Given problem. Copy each line exactly.

(Stored data)

+===+

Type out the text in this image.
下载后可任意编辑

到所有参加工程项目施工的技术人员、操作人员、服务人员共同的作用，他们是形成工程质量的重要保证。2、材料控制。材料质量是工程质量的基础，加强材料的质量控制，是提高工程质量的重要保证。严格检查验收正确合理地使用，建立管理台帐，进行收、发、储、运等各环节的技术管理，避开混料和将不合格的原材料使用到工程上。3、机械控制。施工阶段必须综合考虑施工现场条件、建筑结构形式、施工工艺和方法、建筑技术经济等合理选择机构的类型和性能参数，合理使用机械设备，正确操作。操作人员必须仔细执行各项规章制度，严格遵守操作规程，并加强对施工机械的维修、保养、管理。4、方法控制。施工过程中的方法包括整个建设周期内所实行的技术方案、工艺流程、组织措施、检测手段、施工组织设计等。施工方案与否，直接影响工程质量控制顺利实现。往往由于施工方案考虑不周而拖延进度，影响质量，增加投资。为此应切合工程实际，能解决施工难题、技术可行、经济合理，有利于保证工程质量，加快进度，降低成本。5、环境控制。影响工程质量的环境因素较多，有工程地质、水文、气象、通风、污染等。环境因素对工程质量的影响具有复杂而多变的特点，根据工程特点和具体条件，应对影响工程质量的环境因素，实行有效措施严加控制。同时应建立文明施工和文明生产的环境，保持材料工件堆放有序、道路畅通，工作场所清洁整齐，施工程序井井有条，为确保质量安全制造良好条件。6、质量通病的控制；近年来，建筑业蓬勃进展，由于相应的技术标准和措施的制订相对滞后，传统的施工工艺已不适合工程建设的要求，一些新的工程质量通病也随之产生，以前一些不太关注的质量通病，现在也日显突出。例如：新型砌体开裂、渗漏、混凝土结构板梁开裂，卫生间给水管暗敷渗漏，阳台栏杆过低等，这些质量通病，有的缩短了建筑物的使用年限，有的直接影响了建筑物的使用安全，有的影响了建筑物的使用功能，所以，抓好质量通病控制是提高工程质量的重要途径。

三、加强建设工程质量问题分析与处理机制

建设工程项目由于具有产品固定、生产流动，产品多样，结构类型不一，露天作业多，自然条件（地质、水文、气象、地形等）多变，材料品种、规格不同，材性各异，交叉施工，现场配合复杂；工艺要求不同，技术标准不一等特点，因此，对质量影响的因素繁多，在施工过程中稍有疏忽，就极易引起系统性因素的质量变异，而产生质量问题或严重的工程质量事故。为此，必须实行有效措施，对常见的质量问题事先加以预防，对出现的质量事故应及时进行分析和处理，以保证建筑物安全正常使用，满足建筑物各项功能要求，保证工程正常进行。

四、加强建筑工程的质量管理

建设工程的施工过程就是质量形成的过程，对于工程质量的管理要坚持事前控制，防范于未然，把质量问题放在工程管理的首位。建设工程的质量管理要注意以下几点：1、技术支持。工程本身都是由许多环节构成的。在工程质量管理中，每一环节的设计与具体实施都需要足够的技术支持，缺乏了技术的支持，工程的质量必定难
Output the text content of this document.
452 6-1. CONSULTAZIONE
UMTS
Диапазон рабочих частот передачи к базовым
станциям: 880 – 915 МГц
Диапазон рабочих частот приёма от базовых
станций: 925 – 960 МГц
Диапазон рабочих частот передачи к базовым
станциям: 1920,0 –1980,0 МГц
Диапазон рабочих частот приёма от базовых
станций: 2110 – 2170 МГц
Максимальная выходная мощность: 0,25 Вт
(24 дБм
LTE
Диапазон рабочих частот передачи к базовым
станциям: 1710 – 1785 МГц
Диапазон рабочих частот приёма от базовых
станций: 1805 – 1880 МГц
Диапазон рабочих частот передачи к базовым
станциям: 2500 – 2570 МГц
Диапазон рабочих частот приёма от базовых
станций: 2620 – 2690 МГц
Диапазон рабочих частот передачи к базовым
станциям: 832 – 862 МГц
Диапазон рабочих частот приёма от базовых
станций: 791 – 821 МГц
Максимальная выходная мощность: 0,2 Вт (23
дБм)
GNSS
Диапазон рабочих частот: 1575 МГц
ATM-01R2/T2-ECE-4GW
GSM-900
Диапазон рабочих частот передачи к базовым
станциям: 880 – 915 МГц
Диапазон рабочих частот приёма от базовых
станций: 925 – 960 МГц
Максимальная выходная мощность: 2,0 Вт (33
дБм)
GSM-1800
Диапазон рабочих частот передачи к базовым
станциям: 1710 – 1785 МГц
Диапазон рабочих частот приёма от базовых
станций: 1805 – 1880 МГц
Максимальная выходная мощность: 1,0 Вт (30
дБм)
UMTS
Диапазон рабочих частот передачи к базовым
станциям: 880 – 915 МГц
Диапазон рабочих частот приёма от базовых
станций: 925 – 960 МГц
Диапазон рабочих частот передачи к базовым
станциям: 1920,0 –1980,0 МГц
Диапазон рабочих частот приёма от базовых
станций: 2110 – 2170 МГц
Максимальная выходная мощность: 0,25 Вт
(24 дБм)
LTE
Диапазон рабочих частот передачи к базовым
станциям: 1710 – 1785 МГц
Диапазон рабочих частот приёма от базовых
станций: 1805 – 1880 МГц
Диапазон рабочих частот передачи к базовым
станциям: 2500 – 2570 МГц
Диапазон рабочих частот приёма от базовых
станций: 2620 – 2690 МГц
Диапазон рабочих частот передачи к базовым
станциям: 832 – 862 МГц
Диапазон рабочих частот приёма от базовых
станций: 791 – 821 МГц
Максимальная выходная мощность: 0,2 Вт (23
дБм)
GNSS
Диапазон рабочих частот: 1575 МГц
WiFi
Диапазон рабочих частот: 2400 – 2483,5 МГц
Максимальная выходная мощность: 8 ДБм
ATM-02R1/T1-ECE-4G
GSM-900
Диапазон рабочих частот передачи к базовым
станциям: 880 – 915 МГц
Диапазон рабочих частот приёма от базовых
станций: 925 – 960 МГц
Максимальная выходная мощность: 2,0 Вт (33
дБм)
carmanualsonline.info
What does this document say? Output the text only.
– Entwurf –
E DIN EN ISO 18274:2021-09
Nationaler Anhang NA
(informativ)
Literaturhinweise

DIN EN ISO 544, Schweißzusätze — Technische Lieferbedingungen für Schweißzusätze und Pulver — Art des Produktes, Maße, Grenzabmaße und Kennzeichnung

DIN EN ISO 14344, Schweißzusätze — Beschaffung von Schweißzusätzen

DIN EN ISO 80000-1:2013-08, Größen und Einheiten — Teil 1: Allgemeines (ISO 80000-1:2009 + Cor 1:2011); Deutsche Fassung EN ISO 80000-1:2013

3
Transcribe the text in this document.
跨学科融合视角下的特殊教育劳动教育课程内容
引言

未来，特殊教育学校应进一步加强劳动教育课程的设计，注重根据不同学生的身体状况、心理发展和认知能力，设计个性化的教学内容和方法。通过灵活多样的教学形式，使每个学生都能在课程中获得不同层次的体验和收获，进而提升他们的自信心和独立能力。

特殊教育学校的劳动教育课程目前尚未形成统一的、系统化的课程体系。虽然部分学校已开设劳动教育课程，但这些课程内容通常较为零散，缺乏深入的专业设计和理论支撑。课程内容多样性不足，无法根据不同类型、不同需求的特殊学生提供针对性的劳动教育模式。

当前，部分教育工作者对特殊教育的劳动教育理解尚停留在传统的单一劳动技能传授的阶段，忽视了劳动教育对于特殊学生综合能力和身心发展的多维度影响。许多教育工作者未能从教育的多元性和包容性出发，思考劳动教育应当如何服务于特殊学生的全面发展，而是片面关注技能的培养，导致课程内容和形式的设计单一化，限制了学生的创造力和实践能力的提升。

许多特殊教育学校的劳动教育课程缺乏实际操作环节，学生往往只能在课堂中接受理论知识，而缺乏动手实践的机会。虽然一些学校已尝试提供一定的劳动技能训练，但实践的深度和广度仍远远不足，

+===+

Answer to this problem.
Type out the text in this image.
下载后可任意编辑

到所有参加工程项目施工的技术人员、操作人员、服务人员共同的作用，他们是形成工程质量的重要保证。2、材料控制。材料质量是工程质量的基础，加强材料的质量控制，是提高工程质量的重要保证。严格检查验收正确合理地使用，建立管理台帐，进行收、发、储、运等各环节的技术管理，避开混料和将不合格的原材料使用到工程上。3、机械控制。施工阶段必须综合考虑施工现场条件、建筑结构形式、施工工艺和方法、建筑技术经济等合理选择机构的类型和性能参数，合理使用机械设备，正确操作。操作人员必须仔细执行各项规章制度，严格遵守操作规程，并加强对施工机械的维修、保养、管理。4、方法控制。施工过程中的方法包括整个建设周期内所实行的技术方案、工艺流程、组织措施、检测手段、施工组织设计等。施工方案与否，直接影响工程质量控制顺利实现。往往由于施工方案考虑不周而拖延进度，影响质量，增加投资。为此应切合工程实际，能解决施工难题、技术可行、经济合理，有利于保证工程质量，加快进度，降低成本。5、环境控制。影响工程质量的环境因素较多，有工程地质、水文、气象、通风、污染等。环境因素对工程质量的影响具有复杂而多变的特点，根据工程特点和具体条件，应对影响工程质量的环境因素，实行有效措施严加控制。同时应建立文明施工和文明生产的环境，保持材料工件堆放有序、道路畅通，工作场所清洁整齐，施工程序井井有条，为确保质量安全制造良好条件。6、质量通病的控制；近年来，建筑业蓬勃进展，由于相应的技术标准和措施的制订相对滞后，传统的施工工艺已不适合工程建设的要求，一些新的工程质量通病也随之产生，以前一些不太关注的质量通病，现在也日显突出。例如：新型砌体开裂、渗漏、混凝土结构板梁开裂，卫生间给水管暗敷渗漏，阳台栏杆过低等，这些质量通病，有的缩短了建筑物的使用年限，有的直接影响了建筑物的使用安全，有的影响了建筑物的使用功能，所以，抓好质量通病控制是提高工程质量的重要途径。

三、加强建设工程质量问题分析与处理机制

建设工程项目由于具有产品固定、生产流动，产品多样，结构类型不一，露天作业多，自然条件（地质、水文、气象、地形等）多变，材料品种、规格不同，材性各异，交叉施工，现场配合复杂；工艺要求不同，技术标准不一等特点，因此，对质量影响的因素繁多，在施工过程中稍有疏忽，就极易引起系统性因素的质量变异，而产生质量问题或严重的工程质量事故。为此，必须实行有效措施，对常见的质量问题事先加以预防，对出现的质量事故应及时进行分析和处理，以保证建筑物安全正常使用，满足建筑物各项功能要求，保证工程正常进行。

四、加强建筑工程的质量管理

建设工程的施工过程就是质量形成的过程，对于工程质量的管理要坚持事前控制，防范于未然，把质量问题放在工程管理的首位。建设工程的质量管理要注意以下几点：1、技术支持。工程本身都是由许多环节构成的。在工程质量管理中，每一环节的设计与具体实施都需要足够的技术支持，缺乏了技术的支持，工程的质量必定难
Output the text content of this document.
452 6-1. CONSULTAZIONE
UMTS
Диапазон рабочих частот передачи к базовым
станциям: 880 – 915 МГц
Диапазон рабочих частот приёма от базовых
станций: 925 – 960 МГц
Диапазон рабочих частот передачи к базовым
станциям: 1920,0 –1980,0 МГц
Диапазон рабочих частот приёма от базовых
станций: 2110 – 2170 МГц
Максимальная выходная мощность: 0,25 Вт
(24 дБм
LTE
Диапазон рабочих частот передачи к базовым
станциям: 1710 – 1785 МГц
Диапазон рабочих частот приёма от базовых
станций: 1805 – 1880 МГц
Диапазон рабочих частот передачи к базовым
станциям: 2500 – 2570 МГц
Диапазон рабочих частот приёма от базовых
станций: 2620 – 2690 МГц
Диапазон рабочих частот передачи к базовым
станциям: 832 – 862 МГц
Диапазон рабочих частот приёма от базовых
станций: 791 – 821 МГц
Максимальная выходная мощность: 0,2 Вт (23
дБм)
GNSS
Диапазон рабочих частот: 1575 МГц
ATM-01R2/T2-ECE-4GW
GSM-900
Диапазон рабочих частот передачи к базовым
станциям: 880 – 915 МГц
Диапазон рабочих частот приёма от базовых
станций: 925 – 960 МГц
Максимальная выходная мощность: 2,0 Вт (33
дБм)
GSM-1800
Диапазон рабочих частот передачи к базовым
станциям: 1710 – 1785 МГц
Диапазон рабочих частот приёма от базовых
станций: 1805 – 1880 МГц
Максимальная выходная мощность: 1,0 Вт (30
дБм)
UMTS
Диапазон рабочих частот передачи к базовым
станциям: 880 – 915 МГц
Диапазон рабочих частот приёма от базовых
станций: 925 – 960 МГц
Диапазон рабочих частот передачи к базовым
станциям: 1920,0 –1980,0 МГц
Диапазон рабочих частот приёма от базовых
станций: 2110 – 2170 МГц
Максимальная выходная мощность: 0,25 Вт
(24 дБм)
LTE
Диапазон рабочих частот передачи к базовым
станциям: 1710 – 1785 МГц
Диапазон рабочих частот приёма от базовых
станций: 1805 – 1880 МГц
Диапазон рабочих частот передачи к базовым
станциям: 2500 – 2570 МГц
Диапазон рабочих частот приёма от базовых
станций: 2620 – 2690 МГц
Диапазон рабочих частот передачи к базовым
станциям: 832 – 862 МГц
Диапазон рабочих частот приёма от базовых
станций: 791 – 821 МГц
Максимальная выходная мощность: 0,2 Вт (23
дБм)
GNSS
Диапазон рабочих частот: 1575 МГц
WiFi
Диапазон рабочих частот: 2400 – 2483,5 МГц
Максимальная выходная мощность: 8 ДБм
ATM-02R1/T1-ECE-4G
GSM-900
Диапазон рабочих частот передачи к базовым
станциям: 880 – 915 МГц
Диапазон рабочих частот приёма от базовых
станций: 925 – 960 МГц
Максимальная выходная мощность: 2,0 Вт (33
дБм)
carmanualsonline.info
What does this document say? Output the text only.
– Entwurf –
E DIN EN ISO 18274:2021-09
Nationaler Anhang NA
(informativ)
Literaturhinweise

DIN EN ISO 544, Schweißzusätze — Technische Lieferbedingungen für Schweißzusätze und Pulver — Art des Produktes, Maße, Grenzabmaße und Kennzeichnung

DIN EN ISO 14344, Schweißzusätze — Beschaffung von Schweißzusätzen

DIN EN ISO 80000-1:2013-08, Größen und Einheiten — Teil 1: Allgemeines (ISO 80000-1:2009 + Cor 1:2011); Deutsche Fassung EN ISO 80000-1:2013

3
Transcribe the text in this document.
跨学科融合视角下的特殊教育劳动教育课程内容
引言

未来，特殊教育学校应进一步加强劳动教育课程的设计，注重根据不同学生的身体状况、心理发展和认知能力，设计个性化的教学内容和方法。通过灵活多样的教学形式，使每个学生都能在课程中获得不同层次的体验和收获，进而提升他们的自信心和独立能力。

特殊教育学校的劳动教育课程目前尚未形成统一的、系统化的课程体系。虽然部分学校已开设劳动教育课程，但这些课程内容通常较为零散，缺乏深入的专业设计和理论支撑。课程内容多样性不足，无法根据不同类型、不同需求的特殊学生提供针对性的劳动教育模式。

当前，部分教育工作者对特殊教育的劳动教育理解尚停留在传统的单一劳动技能传授的阶段，忽视了劳动教育对于特殊学生综合能力和身心发展的多维度影响。许多教育工作者未能从教育的多元性和包容性出发，思考劳动教育应当如何服务于特殊学生的全面发展，而是片面关注技能的培养，导致课程内容和形式的设计单一化，限制了学生的创造力和实践能力的提升。

许多特殊教育学校的劳动教育课程缺乏实际操作环节，学生往往只能在课堂中接受理论知识，而缺乏动手实践的机会。虽然一些学校已尝试提供一定的劳动技能训练，但实践的深度和广度仍远远不足，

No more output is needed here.